* [Provided passage]
Pushkara Mallikarjunaiah is an Indian producer best known for his Kannada films. His debut film Godhi Banna Sadharana Mykattu was a blockbuster hit which was released in 2016 followed by another collaboration with actor and producer Rakshit Shetty in Kirik Party which is now all-time top three hit movies in Kannada. He co-produced the multiple award-winning Kannada film Jeerjimbe.

Early life
Pushkara Mallikarjunaiah was born on 11 September 1980 to K.N Mallikarjunaiah and Manjula Devi B.S in, a Koratagere town in Tumkur district, Karnataka. Pushkar graduated with a Bachelor of Engineering degree in Mechanical from M S Ramaiah Institute of Technology in 2003 and further pursued his M.S. in Automotive (UK) from the University of Hertfordshire from United Kingdom in 2005. Later worked as a SAP consultant for few years and quit his job to live his dream as an entrepreneur. He then started his construction business from the year 2009. His film journey started in the year 2016 with a blockbuster hit Godhi Banna Sadharana Mykattu.

* [Required task 1] List every film title named in the biography of Pushkara Mallikarjunaiah.
* [Required task 2] From the biography of Pushkara Mallikarjunaiah, reproduce word for word the part that opens with the words containing "Pushkara Mallikarjunaiah is" and closes with "Kannada film Jeerjimbe.".
Rely only on the biography above.

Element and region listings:

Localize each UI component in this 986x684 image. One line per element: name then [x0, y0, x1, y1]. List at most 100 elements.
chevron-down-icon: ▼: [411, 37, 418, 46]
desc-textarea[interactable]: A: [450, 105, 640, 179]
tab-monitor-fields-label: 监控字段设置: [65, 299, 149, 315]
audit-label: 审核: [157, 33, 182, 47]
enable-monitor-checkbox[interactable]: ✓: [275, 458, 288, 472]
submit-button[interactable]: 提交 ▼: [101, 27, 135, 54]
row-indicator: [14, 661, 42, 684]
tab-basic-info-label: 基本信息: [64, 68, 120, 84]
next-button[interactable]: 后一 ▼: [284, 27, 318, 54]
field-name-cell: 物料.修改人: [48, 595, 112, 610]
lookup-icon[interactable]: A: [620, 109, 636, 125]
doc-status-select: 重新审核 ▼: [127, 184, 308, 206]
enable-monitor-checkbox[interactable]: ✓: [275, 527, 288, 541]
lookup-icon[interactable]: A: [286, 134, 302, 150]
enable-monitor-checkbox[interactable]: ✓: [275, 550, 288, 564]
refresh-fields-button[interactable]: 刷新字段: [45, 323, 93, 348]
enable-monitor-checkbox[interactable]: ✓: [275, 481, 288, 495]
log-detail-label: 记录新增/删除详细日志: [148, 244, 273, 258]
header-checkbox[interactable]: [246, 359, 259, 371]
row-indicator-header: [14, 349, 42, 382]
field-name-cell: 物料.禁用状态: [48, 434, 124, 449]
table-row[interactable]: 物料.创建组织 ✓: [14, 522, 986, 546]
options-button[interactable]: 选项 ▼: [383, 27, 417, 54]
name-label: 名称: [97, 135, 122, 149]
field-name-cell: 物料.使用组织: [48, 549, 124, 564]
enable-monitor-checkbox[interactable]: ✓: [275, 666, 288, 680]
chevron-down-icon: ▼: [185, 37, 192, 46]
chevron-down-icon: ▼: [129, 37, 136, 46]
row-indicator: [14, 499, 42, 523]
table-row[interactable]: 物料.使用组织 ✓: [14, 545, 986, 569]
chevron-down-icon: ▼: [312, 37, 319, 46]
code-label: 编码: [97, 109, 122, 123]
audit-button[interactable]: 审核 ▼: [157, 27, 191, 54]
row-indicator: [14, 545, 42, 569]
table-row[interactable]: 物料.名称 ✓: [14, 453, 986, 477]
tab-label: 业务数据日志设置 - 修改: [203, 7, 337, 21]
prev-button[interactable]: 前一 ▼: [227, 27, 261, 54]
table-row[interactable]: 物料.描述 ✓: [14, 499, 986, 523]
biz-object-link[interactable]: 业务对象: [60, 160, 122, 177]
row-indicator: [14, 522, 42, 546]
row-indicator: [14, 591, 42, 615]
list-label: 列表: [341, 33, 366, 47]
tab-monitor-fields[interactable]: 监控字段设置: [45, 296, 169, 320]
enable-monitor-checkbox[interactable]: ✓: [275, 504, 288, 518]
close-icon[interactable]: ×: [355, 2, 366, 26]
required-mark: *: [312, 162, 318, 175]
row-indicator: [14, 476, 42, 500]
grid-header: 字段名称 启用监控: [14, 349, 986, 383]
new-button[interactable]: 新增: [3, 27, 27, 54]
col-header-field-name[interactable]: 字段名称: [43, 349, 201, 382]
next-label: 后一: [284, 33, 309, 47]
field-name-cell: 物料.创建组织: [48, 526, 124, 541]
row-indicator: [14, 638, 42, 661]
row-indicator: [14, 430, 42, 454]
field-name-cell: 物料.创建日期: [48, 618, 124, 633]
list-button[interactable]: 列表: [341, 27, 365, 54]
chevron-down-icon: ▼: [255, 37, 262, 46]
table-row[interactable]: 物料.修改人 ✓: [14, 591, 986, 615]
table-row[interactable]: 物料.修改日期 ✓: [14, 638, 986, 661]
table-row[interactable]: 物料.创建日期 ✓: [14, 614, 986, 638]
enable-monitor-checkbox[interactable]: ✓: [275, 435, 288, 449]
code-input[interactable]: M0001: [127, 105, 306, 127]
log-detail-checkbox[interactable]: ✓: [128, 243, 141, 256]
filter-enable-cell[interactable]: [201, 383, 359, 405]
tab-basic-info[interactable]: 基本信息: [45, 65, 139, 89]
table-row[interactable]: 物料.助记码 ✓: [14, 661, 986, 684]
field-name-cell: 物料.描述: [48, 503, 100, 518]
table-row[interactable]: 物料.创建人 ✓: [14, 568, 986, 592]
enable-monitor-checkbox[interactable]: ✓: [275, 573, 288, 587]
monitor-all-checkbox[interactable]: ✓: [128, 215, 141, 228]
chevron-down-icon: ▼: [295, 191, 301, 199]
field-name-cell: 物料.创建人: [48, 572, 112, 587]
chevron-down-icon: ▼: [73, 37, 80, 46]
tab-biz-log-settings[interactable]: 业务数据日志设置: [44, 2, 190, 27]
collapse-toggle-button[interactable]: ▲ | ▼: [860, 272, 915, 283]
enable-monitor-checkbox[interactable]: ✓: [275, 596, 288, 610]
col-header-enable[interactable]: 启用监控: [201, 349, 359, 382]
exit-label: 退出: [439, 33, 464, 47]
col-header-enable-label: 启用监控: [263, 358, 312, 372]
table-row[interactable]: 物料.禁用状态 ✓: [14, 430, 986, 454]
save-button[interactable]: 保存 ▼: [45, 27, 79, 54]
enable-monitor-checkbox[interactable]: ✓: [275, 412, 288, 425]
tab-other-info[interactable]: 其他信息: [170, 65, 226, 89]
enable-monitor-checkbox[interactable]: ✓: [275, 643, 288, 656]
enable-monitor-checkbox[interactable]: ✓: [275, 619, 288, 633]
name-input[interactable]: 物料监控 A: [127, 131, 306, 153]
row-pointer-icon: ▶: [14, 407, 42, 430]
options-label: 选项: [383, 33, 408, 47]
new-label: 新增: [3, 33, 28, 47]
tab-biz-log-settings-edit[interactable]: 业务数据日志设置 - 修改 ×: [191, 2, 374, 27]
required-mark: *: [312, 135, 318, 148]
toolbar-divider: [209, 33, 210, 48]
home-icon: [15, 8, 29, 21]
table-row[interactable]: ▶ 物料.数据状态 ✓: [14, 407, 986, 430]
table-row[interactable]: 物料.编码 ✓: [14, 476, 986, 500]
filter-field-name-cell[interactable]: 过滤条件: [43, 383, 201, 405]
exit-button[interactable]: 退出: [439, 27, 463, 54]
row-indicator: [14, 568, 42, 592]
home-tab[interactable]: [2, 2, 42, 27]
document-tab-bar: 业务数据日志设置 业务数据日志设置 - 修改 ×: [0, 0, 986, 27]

--

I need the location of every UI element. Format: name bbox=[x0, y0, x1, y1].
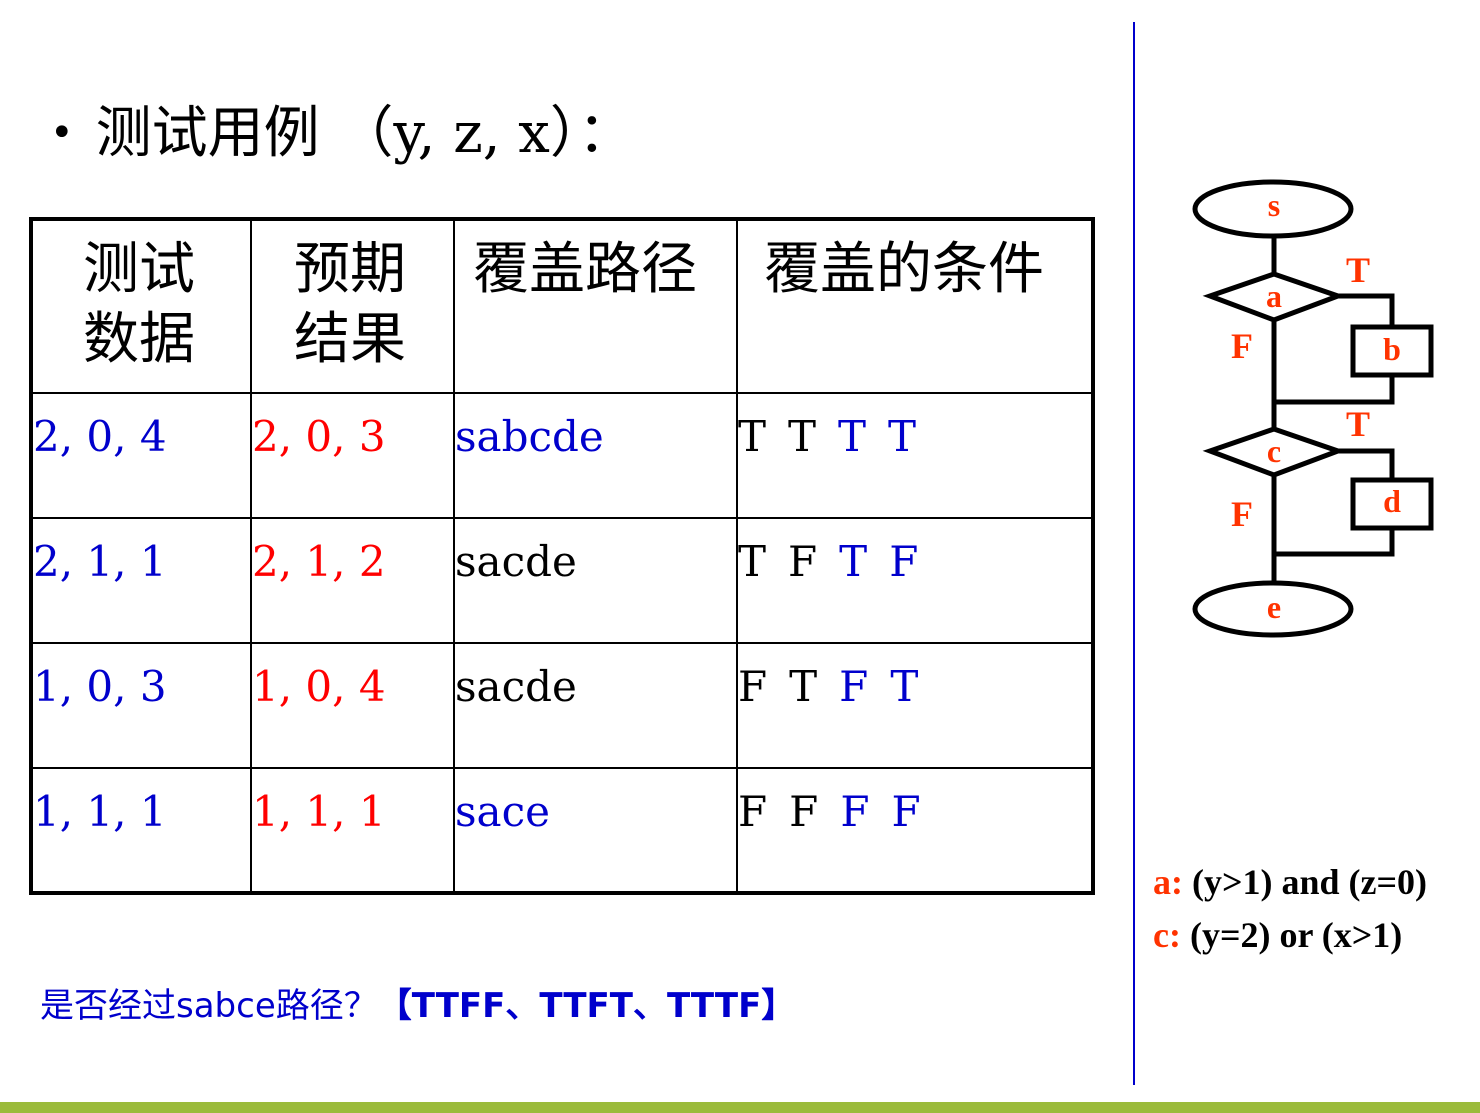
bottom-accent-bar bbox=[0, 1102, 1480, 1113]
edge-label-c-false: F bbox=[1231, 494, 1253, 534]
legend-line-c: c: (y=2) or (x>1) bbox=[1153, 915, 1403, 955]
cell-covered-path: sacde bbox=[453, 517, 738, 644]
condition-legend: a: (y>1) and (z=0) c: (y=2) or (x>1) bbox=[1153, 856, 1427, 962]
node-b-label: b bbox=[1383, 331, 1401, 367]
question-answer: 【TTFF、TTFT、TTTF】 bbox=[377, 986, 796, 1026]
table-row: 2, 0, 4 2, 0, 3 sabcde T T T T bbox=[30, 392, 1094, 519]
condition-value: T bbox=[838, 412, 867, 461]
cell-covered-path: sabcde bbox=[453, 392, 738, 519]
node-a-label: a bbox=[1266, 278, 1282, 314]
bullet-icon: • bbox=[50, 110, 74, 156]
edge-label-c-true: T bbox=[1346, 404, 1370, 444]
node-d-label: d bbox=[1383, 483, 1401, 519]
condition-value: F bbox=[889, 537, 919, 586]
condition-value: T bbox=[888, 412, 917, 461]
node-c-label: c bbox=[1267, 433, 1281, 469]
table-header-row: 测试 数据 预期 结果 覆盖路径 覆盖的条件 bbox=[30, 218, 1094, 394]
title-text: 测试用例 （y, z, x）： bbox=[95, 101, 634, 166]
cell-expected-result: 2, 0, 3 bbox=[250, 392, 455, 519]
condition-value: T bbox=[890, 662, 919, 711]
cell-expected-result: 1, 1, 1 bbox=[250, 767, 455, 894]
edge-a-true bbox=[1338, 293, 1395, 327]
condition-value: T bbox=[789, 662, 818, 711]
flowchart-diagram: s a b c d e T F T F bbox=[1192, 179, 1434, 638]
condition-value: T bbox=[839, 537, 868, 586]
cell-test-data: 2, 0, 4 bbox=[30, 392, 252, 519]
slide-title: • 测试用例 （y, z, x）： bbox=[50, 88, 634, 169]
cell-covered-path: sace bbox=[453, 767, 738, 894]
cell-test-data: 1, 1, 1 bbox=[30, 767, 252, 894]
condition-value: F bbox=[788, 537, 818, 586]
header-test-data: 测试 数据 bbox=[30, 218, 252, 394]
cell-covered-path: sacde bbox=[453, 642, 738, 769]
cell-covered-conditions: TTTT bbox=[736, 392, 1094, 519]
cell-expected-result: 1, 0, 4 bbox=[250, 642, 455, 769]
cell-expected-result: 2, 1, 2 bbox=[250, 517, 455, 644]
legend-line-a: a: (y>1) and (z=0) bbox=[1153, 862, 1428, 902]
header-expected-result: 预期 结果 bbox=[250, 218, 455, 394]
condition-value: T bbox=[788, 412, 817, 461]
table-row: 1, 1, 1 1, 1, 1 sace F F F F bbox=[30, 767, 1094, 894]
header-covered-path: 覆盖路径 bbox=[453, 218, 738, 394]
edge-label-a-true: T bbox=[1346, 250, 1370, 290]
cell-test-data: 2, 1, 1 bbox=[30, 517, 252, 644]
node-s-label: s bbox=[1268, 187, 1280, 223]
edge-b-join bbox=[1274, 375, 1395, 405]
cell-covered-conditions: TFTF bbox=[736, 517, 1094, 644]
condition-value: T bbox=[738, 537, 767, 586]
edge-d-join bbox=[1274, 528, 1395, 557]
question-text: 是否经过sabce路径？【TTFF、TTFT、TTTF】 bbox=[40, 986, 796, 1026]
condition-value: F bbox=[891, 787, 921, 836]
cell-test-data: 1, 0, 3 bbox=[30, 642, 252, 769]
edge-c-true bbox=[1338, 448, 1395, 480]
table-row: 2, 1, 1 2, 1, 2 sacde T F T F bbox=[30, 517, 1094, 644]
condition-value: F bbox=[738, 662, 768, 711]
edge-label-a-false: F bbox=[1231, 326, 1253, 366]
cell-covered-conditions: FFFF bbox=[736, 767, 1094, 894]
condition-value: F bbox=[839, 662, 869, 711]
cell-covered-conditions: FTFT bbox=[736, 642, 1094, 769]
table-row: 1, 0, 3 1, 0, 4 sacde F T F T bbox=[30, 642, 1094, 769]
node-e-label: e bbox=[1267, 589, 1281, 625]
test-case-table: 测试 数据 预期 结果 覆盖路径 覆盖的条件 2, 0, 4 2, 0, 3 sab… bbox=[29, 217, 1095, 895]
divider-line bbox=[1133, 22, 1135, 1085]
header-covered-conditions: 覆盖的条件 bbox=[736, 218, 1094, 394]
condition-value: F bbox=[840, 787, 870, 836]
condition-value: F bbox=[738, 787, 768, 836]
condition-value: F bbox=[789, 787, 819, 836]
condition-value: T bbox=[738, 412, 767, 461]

* [Task output 1] Godhi Banna Sadharana Mykattu, Kirik Party, Jeerjimbe

* [Task output 2]
Pushkara Mallikarjunaiah is an Indian producer best known for his Kannada films. His debut film Godhi Banna Sadharana Mykattu was a blockbuster hit which was released in 2016 followed by another collaboration with actor and producer Rakshit Shetty in Kirik Party which is now all-time top three hit movies in Kannada. He co-produced the multiple award-winning Kannada film Jeerjimbe.